◆ GIVEN INFORMATION ◆
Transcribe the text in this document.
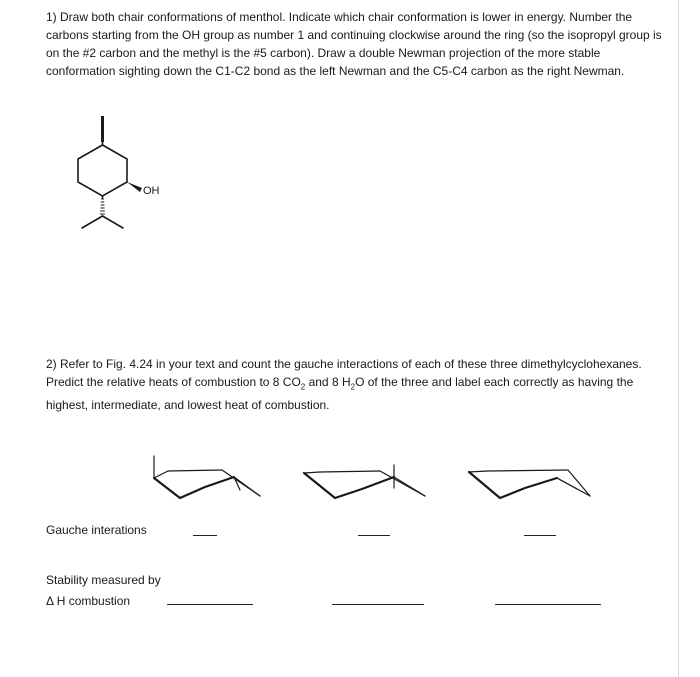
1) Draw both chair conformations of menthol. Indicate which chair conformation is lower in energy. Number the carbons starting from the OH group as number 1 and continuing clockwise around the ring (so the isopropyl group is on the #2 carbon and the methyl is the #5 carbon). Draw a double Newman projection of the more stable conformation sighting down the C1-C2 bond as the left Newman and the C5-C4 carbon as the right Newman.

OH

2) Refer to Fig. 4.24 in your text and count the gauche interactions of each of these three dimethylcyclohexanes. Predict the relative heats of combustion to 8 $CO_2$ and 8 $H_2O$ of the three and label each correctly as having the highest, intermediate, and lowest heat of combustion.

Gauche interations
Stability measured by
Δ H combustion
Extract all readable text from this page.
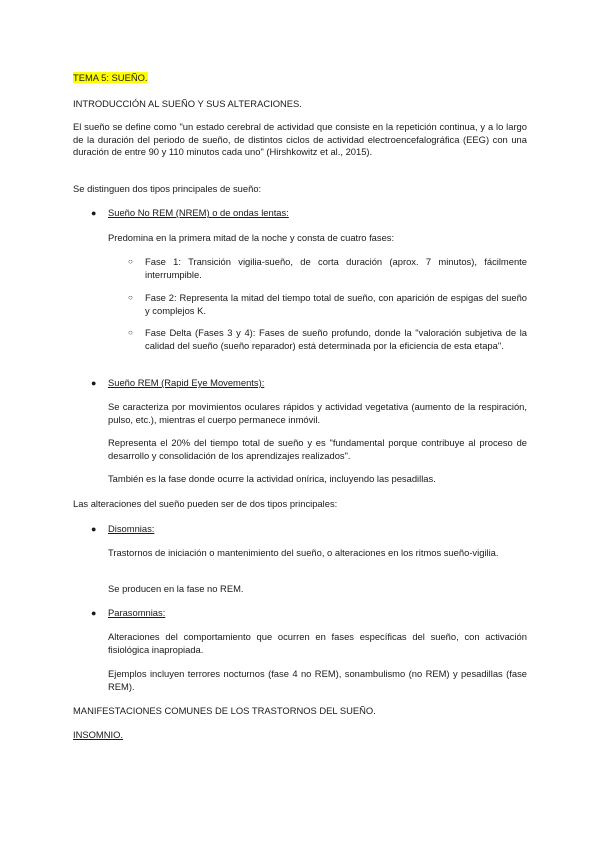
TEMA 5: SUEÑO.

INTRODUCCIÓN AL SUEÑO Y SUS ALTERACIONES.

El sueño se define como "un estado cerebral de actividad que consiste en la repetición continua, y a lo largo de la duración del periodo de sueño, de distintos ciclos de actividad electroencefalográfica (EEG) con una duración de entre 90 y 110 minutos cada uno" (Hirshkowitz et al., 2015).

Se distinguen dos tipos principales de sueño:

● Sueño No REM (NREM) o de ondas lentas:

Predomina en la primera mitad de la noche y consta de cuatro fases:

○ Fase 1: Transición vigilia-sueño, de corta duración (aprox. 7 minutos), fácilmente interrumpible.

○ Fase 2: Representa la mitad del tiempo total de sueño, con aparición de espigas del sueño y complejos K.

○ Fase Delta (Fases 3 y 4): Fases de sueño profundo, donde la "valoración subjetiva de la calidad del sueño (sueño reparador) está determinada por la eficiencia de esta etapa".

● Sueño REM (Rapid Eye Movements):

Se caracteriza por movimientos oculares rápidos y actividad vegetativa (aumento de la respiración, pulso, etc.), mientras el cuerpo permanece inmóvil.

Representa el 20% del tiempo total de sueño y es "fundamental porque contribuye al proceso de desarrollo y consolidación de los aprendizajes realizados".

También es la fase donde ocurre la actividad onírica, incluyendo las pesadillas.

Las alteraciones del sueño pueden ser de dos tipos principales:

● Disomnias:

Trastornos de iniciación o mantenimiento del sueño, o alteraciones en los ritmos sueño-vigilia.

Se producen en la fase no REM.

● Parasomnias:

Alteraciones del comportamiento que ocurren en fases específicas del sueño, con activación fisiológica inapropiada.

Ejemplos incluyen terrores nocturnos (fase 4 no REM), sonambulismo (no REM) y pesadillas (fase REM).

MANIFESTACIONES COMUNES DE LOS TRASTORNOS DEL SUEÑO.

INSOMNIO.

◆ REQUIRED WORK ◆
Without the pictures, write out every entry precisely as it appears.

◆ RESULT FOR THIS TASK ◆
Transcribe the text in this document.
1) Draw both chair conformations of menthol. Indicate which chair conformation is lower in energy. Number the carbons starting from the OH group as number 1 and continuing clockwise around the ring (so the isopropyl group is on the #2 carbon and the methyl is the #5 carbon). Draw a double Newman projection of the more stable conformation sighting down the C1-C2 bond as the left Newman and the C5-C4 carbon as the right Newman.

OH

2) Refer to Fig. 4.24 in your text and count the gauche interactions of each of these three dimethylcyclohexanes. Predict the relative heats of combustion to 8 $CO_2$ and 8 $H_2O$ of the three and label each correctly as having the highest, intermediate, and lowest heat of combustion.

Gauche interations
Stability measured by
Δ H combustion
Extract all readable text from this page.
TEMA 5: SUEÑO.

INTRODUCCIÓN AL SUEÑO Y SUS ALTERACIONES.

El sueño se define como "un estado cerebral de actividad que consiste en la repetición continua, y a lo largo de la duración del periodo de sueño, de distintos ciclos de actividad electroencefalográfica (EEG) con una duración de entre 90 y 110 minutos cada uno" (Hirshkowitz et al., 2015).

Se distinguen dos tipos principales de sueño:

● Sueño No REM (NREM) o de ondas lentas:

Predomina en la primera mitad de la noche y consta de cuatro fases:

○ Fase 1: Transición vigilia-sueño, de corta duración (aprox. 7 minutos), fácilmente interrumpible.

○ Fase 2: Representa la mitad del tiempo total de sueño, con aparición de espigas del sueño y complejos K.

○ Fase Delta (Fases 3 y 4): Fases de sueño profundo, donde la "valoración subjetiva de la calidad del sueño (sueño reparador) está determinada por la eficiencia de esta etapa".

● Sueño REM (Rapid Eye Movements):

Se caracteriza por movimientos oculares rápidos y actividad vegetativa (aumento de la respiración, pulso, etc.), mientras el cuerpo permanece inmóvil.

Representa el 20% del tiempo total de sueño y es "fundamental porque contribuye al proceso de desarrollo y consolidación de los aprendizajes realizados".

También es la fase donde ocurre la actividad onírica, incluyendo las pesadillas.

Las alteraciones del sueño pueden ser de dos tipos principales:

● Disomnias:

Trastornos de iniciación o mantenimiento del sueño, o alteraciones en los ritmos sueño-vigilia.

Se producen en la fase no REM.

● Parasomnias:

Alteraciones del comportamiento que ocurren en fases específicas del sueño, con activación fisiológica inapropiada.

Ejemplos incluyen terrores nocturnos (fase 4 no REM), sonambulismo (no REM) y pesadillas (fase REM).

MANIFESTACIONES COMUNES DE LOS TRASTORNOS DEL SUEÑO.

INSOMNIO.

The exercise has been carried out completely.